**EXERCISE REQUIREMENTS:** Check each line of the records below and collect those holding "image".

begin RECORDS FOR THIS EXERCISE

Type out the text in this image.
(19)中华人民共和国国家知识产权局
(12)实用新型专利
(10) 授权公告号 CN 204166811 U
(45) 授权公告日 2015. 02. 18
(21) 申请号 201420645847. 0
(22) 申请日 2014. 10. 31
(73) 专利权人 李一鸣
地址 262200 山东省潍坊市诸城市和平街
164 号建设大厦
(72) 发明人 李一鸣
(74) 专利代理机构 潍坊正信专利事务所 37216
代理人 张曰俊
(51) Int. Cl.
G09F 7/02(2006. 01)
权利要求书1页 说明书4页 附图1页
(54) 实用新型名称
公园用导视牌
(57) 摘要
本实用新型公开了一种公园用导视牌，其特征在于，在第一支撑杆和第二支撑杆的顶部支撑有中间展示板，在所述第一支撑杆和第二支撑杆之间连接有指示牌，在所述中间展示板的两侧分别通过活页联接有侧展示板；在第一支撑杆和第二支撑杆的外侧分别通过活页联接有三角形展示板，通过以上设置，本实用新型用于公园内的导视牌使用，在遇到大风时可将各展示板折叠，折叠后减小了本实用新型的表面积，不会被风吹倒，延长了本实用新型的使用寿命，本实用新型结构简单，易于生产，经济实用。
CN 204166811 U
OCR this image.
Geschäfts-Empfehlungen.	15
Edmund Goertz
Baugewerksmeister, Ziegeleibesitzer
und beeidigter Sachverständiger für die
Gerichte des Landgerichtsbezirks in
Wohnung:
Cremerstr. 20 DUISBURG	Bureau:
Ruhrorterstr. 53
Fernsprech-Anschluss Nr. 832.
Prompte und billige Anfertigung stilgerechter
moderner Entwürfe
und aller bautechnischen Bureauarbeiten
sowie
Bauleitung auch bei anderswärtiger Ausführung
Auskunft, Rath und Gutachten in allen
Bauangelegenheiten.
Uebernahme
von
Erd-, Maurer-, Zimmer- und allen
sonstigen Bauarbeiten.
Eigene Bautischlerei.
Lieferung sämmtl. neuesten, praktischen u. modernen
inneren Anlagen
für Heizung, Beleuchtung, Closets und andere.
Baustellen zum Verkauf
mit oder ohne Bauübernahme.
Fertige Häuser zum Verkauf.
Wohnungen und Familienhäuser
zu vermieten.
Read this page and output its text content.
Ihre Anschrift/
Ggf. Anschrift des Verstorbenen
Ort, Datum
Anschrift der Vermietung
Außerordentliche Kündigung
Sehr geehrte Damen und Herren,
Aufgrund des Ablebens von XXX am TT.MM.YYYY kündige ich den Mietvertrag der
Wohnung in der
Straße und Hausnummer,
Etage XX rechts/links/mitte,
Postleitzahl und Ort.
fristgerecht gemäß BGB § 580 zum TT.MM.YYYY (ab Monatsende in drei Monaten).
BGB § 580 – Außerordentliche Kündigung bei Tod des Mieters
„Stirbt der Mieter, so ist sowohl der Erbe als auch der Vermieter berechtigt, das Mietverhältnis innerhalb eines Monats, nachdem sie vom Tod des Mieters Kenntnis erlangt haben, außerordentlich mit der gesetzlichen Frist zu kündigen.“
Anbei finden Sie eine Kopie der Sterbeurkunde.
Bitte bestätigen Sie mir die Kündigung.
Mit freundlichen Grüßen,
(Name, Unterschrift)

end RECORDS FOR THIS EXERCISE
begin RECORDS FOR THIS EXERCISE

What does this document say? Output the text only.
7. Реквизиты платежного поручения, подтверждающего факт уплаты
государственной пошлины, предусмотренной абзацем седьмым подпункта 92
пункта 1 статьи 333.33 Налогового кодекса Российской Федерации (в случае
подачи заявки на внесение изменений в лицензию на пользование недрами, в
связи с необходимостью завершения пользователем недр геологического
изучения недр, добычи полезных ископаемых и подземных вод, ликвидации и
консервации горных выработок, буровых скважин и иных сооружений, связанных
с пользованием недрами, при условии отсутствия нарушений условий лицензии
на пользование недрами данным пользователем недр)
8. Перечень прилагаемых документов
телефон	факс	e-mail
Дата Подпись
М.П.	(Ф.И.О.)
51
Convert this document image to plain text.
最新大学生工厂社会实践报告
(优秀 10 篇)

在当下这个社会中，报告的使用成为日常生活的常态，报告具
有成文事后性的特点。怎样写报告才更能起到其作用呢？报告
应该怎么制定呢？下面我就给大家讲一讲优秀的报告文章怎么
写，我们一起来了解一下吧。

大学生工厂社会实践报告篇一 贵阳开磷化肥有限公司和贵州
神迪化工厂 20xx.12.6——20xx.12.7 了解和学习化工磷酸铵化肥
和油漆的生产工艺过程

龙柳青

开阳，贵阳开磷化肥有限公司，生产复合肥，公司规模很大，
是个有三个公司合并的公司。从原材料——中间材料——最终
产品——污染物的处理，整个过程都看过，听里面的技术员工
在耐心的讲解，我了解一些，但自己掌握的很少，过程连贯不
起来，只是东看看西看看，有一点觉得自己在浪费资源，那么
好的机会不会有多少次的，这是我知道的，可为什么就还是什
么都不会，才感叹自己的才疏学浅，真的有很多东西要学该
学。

end RECORDS FOR THIS EXERCISE
begin RECORDS FOR THIS EXERCISE

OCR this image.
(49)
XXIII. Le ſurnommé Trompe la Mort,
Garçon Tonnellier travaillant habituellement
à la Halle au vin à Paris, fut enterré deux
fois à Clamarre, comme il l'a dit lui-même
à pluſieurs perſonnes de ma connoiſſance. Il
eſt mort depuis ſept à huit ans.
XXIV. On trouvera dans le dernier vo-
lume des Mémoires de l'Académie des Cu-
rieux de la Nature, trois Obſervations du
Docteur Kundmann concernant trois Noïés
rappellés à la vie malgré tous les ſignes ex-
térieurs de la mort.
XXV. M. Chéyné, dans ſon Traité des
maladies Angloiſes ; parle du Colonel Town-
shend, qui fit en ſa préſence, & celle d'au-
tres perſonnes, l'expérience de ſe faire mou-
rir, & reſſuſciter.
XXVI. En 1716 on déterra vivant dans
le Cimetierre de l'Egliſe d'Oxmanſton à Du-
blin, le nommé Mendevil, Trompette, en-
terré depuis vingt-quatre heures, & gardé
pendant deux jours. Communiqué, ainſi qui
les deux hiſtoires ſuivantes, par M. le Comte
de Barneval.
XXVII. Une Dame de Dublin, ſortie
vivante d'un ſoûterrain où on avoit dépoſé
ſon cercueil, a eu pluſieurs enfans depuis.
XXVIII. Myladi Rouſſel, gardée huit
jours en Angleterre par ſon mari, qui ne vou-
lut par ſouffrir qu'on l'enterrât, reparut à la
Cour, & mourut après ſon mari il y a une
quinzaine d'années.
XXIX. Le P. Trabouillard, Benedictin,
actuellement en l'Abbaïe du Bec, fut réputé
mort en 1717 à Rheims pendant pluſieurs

end RECORDS FOR THIS EXERCISE

**SOLUTION TO THE PROBLEM:**
Type out the text in this image.
OCR this image.
Convert this document image to plain text.
OCR this image.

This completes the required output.